Bounding box entries
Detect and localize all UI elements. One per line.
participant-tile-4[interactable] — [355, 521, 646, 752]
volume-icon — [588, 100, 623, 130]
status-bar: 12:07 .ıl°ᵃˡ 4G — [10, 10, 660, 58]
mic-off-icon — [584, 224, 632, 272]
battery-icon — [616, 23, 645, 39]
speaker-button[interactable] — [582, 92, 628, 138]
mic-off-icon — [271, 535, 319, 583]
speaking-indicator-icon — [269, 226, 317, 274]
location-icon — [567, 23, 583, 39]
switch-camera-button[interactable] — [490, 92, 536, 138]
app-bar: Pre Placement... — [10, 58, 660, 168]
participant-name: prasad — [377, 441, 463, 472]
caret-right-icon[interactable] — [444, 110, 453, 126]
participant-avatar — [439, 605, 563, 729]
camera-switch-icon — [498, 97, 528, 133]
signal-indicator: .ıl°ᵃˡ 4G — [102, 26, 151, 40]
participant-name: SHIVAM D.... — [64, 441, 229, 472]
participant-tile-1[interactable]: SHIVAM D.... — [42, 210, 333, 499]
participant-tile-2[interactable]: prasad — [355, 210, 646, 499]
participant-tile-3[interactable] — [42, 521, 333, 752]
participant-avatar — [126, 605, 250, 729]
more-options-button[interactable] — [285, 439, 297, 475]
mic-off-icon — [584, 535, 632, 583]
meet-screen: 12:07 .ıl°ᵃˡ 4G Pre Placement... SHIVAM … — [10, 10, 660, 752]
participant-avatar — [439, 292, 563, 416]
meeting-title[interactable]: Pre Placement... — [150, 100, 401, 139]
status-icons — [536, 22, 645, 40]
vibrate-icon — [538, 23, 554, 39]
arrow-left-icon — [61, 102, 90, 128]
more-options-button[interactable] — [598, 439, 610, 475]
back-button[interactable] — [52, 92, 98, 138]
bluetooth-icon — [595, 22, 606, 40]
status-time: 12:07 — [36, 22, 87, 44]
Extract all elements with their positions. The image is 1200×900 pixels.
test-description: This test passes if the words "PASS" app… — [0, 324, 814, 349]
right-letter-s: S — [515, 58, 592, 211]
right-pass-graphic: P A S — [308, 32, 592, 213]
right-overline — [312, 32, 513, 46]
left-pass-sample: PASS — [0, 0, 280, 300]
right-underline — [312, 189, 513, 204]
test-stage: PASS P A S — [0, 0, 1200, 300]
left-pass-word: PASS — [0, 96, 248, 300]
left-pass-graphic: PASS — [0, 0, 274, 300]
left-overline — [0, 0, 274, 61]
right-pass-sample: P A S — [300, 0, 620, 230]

* [Aim of the exercise]
Reproduce every row above verbatim, one per line, in its original order.

* [Solution]
Detect and localize all UI elements. One per line.
participant-tile-4[interactable] — [355, 521, 646, 752]
volume-icon — [588, 100, 623, 130]
status-bar: 12:07 .ıl°ᵃˡ 4G — [10, 10, 660, 58]
mic-off-icon — [584, 224, 632, 272]
battery-icon — [616, 23, 645, 39]
speaker-button[interactable] — [582, 92, 628, 138]
mic-off-icon — [271, 535, 319, 583]
speaking-indicator-icon — [269, 226, 317, 274]
location-icon — [567, 23, 583, 39]
switch-camera-button[interactable] — [490, 92, 536, 138]
app-bar: Pre Placement... — [10, 58, 660, 168]
participant-name: prasad — [377, 441, 463, 472]
caret-right-icon[interactable] — [444, 110, 453, 126]
participant-avatar — [439, 605, 563, 729]
camera-switch-icon — [498, 97, 528, 133]
signal-indicator: .ıl°ᵃˡ 4G — [102, 26, 151, 40]
participant-name: SHIVAM D.... — [64, 441, 229, 472]
participant-tile-1[interactable]: SHIVAM D.... — [42, 210, 333, 499]
participant-tile-2[interactable]: prasad — [355, 210, 646, 499]
participant-tile-3[interactable] — [42, 521, 333, 752]
participant-avatar — [126, 605, 250, 729]
more-options-button[interactable] — [285, 439, 297, 475]
mic-off-icon — [584, 535, 632, 583]
meet-screen: 12:07 .ıl°ᵃˡ 4G Pre Placement... SHIVAM … — [10, 10, 660, 752]
participant-avatar — [439, 292, 563, 416]
meeting-title[interactable]: Pre Placement... — [150, 100, 401, 139]
status-icons — [536, 22, 645, 40]
vibrate-icon — [538, 23, 554, 39]
arrow-left-icon — [61, 102, 90, 128]
more-options-button[interactable] — [598, 439, 610, 475]
back-button[interactable] — [52, 92, 98, 138]
bluetooth-icon — [595, 22, 606, 40]
status-time: 12:07 — [36, 22, 87, 44]
Extract all elements with their positions. The image is 1200×900 pixels.
test-description: This test passes if the words "PASS" app… — [0, 324, 814, 349]
right-letter-s: S — [515, 58, 592, 211]
right-pass-graphic: P A S — [308, 32, 592, 213]
right-overline — [312, 32, 513, 46]
left-pass-sample: PASS — [0, 0, 280, 300]
right-underline — [312, 189, 513, 204]
test-stage: PASS P A S — [0, 0, 1200, 300]
left-pass-word: PASS — [0, 96, 248, 300]
left-pass-graphic: PASS — [0, 0, 274, 300]
left-overline — [0, 0, 274, 61]
right-pass-sample: P A S — [300, 0, 620, 230]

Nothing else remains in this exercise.